#### Work instructions
Below is a listing to write out in full, exactly as given, without its pictures.

Given data start

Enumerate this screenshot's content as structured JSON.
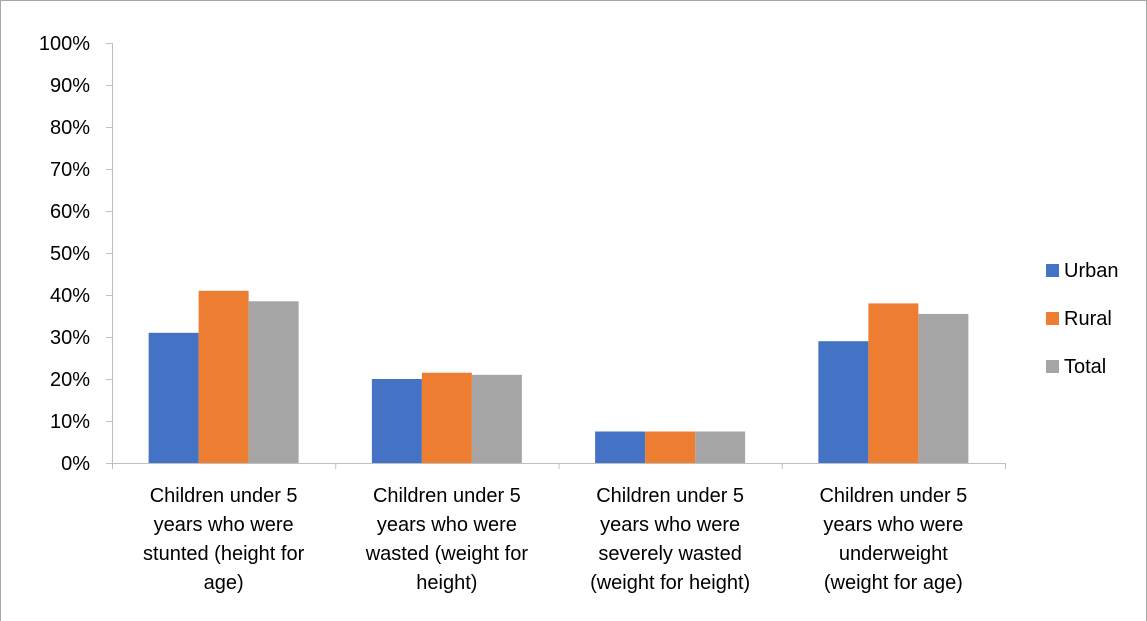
{
  "chart_data": {
    "type": "bar",
    "title": "",
    "xlabel": "",
    "ylabel": "",
    "ylim": [
      0,
      100
    ],
    "yticks": [
      "0%",
      "10%",
      "20%",
      "30%",
      "40%",
      "50%",
      "60%",
      "70%",
      "80%",
      "90%",
      "100%"
    ],
    "categories": [
      [
        "Children under 5",
        "years who were",
        "stunted (height for",
        "age)"
      ],
      [
        "Children under 5",
        "years who were",
        "wasted (weight for",
        "height)"
      ],
      [
        "Children under 5",
        "years who were",
        "severely wasted",
        "(weight for height)"
      ],
      [
        "Children under 5",
        "years who were",
        "underweight",
        "(weight for age)"
      ]
    ],
    "series": [
      {
        "name": "Urban",
        "color": "#4472C4",
        "values": [
          31.0,
          20.0,
          7.5,
          29.0
        ]
      },
      {
        "name": "Rural",
        "color": "#ED7D31",
        "values": [
          41.0,
          21.5,
          7.5,
          38.0
        ]
      },
      {
        "name": "Total",
        "color": "#A5A5A5",
        "values": [
          38.5,
          21.0,
          7.5,
          35.5
        ]
      }
    ],
    "grid": false,
    "legend": "right"
  }
}
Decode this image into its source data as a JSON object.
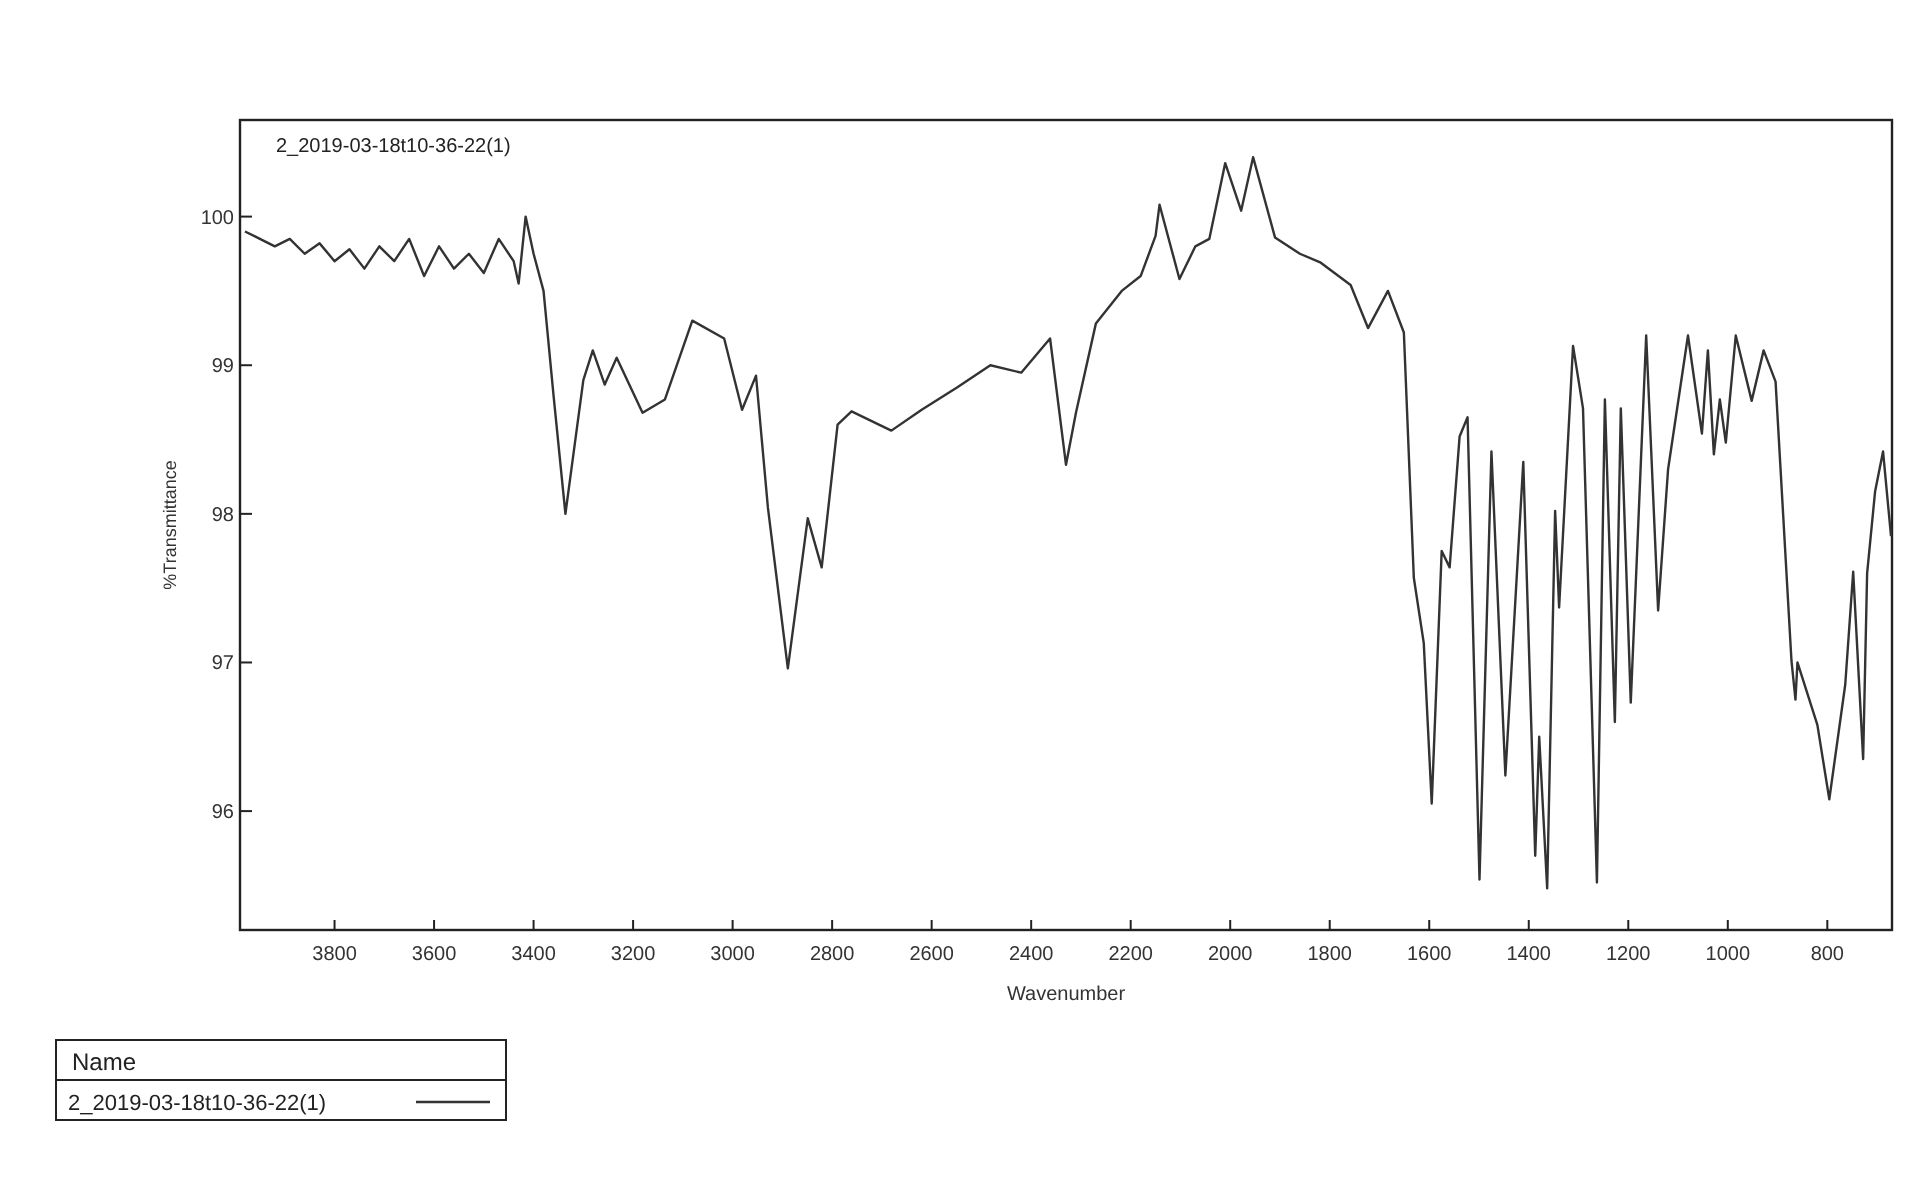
{
  "chart_data": {
    "type": "line",
    "title": "2_2019-03-18t10-36-22(1)",
    "xlabel": "Wavenumber",
    "ylabel": "%Transmittance",
    "legend_title": "Name",
    "legend": "bottom left",
    "grid": false,
    "line_style": "solid",
    "xlim": [
      3990,
      670
    ],
    "xticks": [
      3800,
      3600,
      3400,
      3200,
      3000,
      2800,
      2600,
      2400,
      2200,
      2000,
      1800,
      1600,
      1400,
      1200,
      1000,
      800
    ],
    "ylim": [
      95.2,
      100.65
    ],
    "yticks": [
      96,
      97,
      98,
      99,
      100
    ],
    "series": [
      {
        "name": "2_2019-03-18t10-36-22(1)",
        "color": "#333333",
        "x": [
          3980,
          3950,
          3920,
          3890,
          3860,
          3830,
          3800,
          3770,
          3740,
          3710,
          3680,
          3650,
          3620,
          3590,
          3560,
          3530,
          3500,
          3470,
          3440,
          3430,
          3416,
          3400,
          3380,
          3360,
          3336,
          3300,
          3281,
          3257,
          3233,
          3181,
          3136,
          3081,
          3017,
          2981,
          2953,
          2929,
          2889,
          2849,
          2821,
          2789,
          2761,
          2681,
          2620,
          2549,
          2482,
          2420,
          2362,
          2330,
          2310,
          2270,
          2218,
          2180,
          2150,
          2142,
          2102,
          2070,
          2042,
          2010,
          1978,
          1954,
          1910,
          1860,
          1818,
          1758,
          1723,
          1683,
          1651,
          1631,
          1611,
          1595,
          1575,
          1559,
          1539,
          1523,
          1499,
          1475,
          1447,
          1411,
          1387,
          1379,
          1363,
          1347,
          1339,
          1311,
          1291,
          1263,
          1247,
          1227,
          1215,
          1195,
          1164,
          1140,
          1120,
          1080,
          1052,
          1040,
          1028,
          1016,
          1004,
          984,
          952,
          928,
          904,
          872,
          864,
          860,
          820,
          796,
          764,
          748,
          728,
          720,
          704,
          688,
          672
        ],
        "values": [
          99.9,
          99.85,
          99.8,
          99.85,
          99.75,
          99.82,
          99.7,
          99.78,
          99.65,
          99.8,
          99.7,
          99.85,
          99.6,
          99.8,
          99.65,
          99.75,
          99.62,
          99.85,
          99.7,
          99.55,
          100.0,
          99.75,
          99.5,
          98.8,
          98.0,
          98.9,
          99.1,
          98.87,
          99.05,
          98.68,
          98.77,
          99.3,
          99.18,
          98.7,
          98.93,
          98.04,
          96.96,
          97.97,
          97.64,
          98.6,
          98.69,
          98.56,
          98.7,
          98.85,
          99.0,
          98.95,
          99.18,
          98.33,
          98.68,
          99.28,
          99.5,
          99.6,
          99.87,
          100.08,
          99.58,
          99.8,
          99.85,
          100.36,
          100.04,
          100.4,
          99.86,
          99.75,
          99.69,
          99.54,
          99.25,
          99.5,
          99.22,
          97.57,
          97.13,
          96.05,
          97.75,
          97.64,
          98.52,
          98.65,
          95.54,
          98.42,
          96.24,
          98.35,
          95.7,
          96.5,
          95.48,
          98.02,
          97.37,
          99.13,
          98.71,
          95.52,
          98.77,
          96.6,
          98.71,
          96.73,
          99.2,
          97.35,
          98.3,
          99.2,
          98.54,
          99.1,
          98.4,
          98.77,
          98.48,
          99.2,
          98.76,
          99.1,
          98.89,
          97.01,
          96.75,
          97.0,
          96.58,
          96.08,
          96.85,
          97.61,
          96.35,
          97.6,
          98.15,
          98.42,
          97.85
        ]
      }
    ]
  }
}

Given data end

#### Written answer
Enumerate this screenshot's content as structured JSON.
{
  "chart_data": {
    "type": "bar",
    "title": "",
    "xlabel": "",
    "ylabel": "",
    "ylim": [
      0,
      100
    ],
    "yticks": [
      "0%",
      "10%",
      "20%",
      "30%",
      "40%",
      "50%",
      "60%",
      "70%",
      "80%",
      "90%",
      "100%"
    ],
    "categories": [
      [
        "Children under 5",
        "years who were",
        "stunted (height for",
        "age)"
      ],
      [
        "Children under 5",
        "years who were",
        "wasted (weight for",
        "height)"
      ],
      [
        "Children under 5",
        "years who were",
        "severely wasted",
        "(weight for height)"
      ],
      [
        "Children under 5",
        "years who were",
        "underweight",
        "(weight for age)"
      ]
    ],
    "series": [
      {
        "name": "Urban",
        "color": "#4472C4",
        "values": [
          31.0,
          20.0,
          7.5,
          29.0
        ]
      },
      {
        "name": "Rural",
        "color": "#ED7D31",
        "values": [
          41.0,
          21.5,
          7.5,
          38.0
        ]
      },
      {
        "name": "Total",
        "color": "#A5A5A5",
        "values": [
          38.5,
          21.0,
          7.5,
          35.5
        ]
      }
    ],
    "grid": false,
    "legend": "right"
  }
}
Decode this image into its source data as a JSON object.
{
  "chart_data": {
    "type": "line",
    "title": "2_2019-03-18t10-36-22(1)",
    "xlabel": "Wavenumber",
    "ylabel": "%Transmittance",
    "legend_title": "Name",
    "legend": "bottom left",
    "grid": false,
    "line_style": "solid",
    "xlim": [
      3990,
      670
    ],
    "xticks": [
      3800,
      3600,
      3400,
      3200,
      3000,
      2800,
      2600,
      2400,
      2200,
      2000,
      1800,
      1600,
      1400,
      1200,
      1000,
      800
    ],
    "ylim": [
      95.2,
      100.65
    ],
    "yticks": [
      96,
      97,
      98,
      99,
      100
    ],
    "series": [
      {
        "name": "2_2019-03-18t10-36-22(1)",
        "color": "#333333",
        "x": [
          3980,
          3950,
          3920,
          3890,
          3860,
          3830,
          3800,
          3770,
          3740,
          3710,
          3680,
          3650,
          3620,
          3590,
          3560,
          3530,
          3500,
          3470,
          3440,
          3430,
          3416,
          3400,
          3380,
          3360,
          3336,
          3300,
          3281,
          3257,
          3233,
          3181,
          3136,
          3081,
          3017,
          2981,
          2953,
          2929,
          2889,
          2849,
          2821,
          2789,
          2761,
          2681,
          2620,
          2549,
          2482,
          2420,
          2362,
          2330,
          2310,
          2270,
          2218,
          2180,
          2150,
          2142,
          2102,
          2070,
          2042,
          2010,
          1978,
          1954,
          1910,
          1860,
          1818,
          1758,
          1723,
          1683,
          1651,
          1631,
          1611,
          1595,
          1575,
          1559,
          1539,
          1523,
          1499,
          1475,
          1447,
          1411,
          1387,
          1379,
          1363,
          1347,
          1339,
          1311,
          1291,
          1263,
          1247,
          1227,
          1215,
          1195,
          1164,
          1140,
          1120,
          1080,
          1052,
          1040,
          1028,
          1016,
          1004,
          984,
          952,
          928,
          904,
          872,
          864,
          860,
          820,
          796,
          764,
          748,
          728,
          720,
          704,
          688,
          672
        ],
        "values": [
          99.9,
          99.85,
          99.8,
          99.85,
          99.75,
          99.82,
          99.7,
          99.78,
          99.65,
          99.8,
          99.7,
          99.85,
          99.6,
          99.8,
          99.65,
          99.75,
          99.62,
          99.85,
          99.7,
          99.55,
          100.0,
          99.75,
          99.5,
          98.8,
          98.0,
          98.9,
          99.1,
          98.87,
          99.05,
          98.68,
          98.77,
          99.3,
          99.18,
          98.7,
          98.93,
          98.04,
          96.96,
          97.97,
          97.64,
          98.6,
          98.69,
          98.56,
          98.7,
          98.85,
          99.0,
          98.95,
          99.18,
          98.33,
          98.68,
          99.28,
          99.5,
          99.6,
          99.87,
          100.08,
          99.58,
          99.8,
          99.85,
          100.36,
          100.04,
          100.4,
          99.86,
          99.75,
          99.69,
          99.54,
          99.25,
          99.5,
          99.22,
          97.57,
          97.13,
          96.05,
          97.75,
          97.64,
          98.52,
          98.65,
          95.54,
          98.42,
          96.24,
          98.35,
          95.7,
          96.5,
          95.48,
          98.02,
          97.37,
          99.13,
          98.71,
          95.52,
          98.77,
          96.6,
          98.71,
          96.73,
          99.2,
          97.35,
          98.3,
          99.2,
          98.54,
          99.1,
          98.4,
          98.77,
          98.48,
          99.2,
          98.76,
          99.1,
          98.89,
          97.01,
          96.75,
          97.0,
          96.58,
          96.08,
          96.85,
          97.61,
          96.35,
          97.6,
          98.15,
          98.42,
          97.85
        ]
      }
    ]
  }
}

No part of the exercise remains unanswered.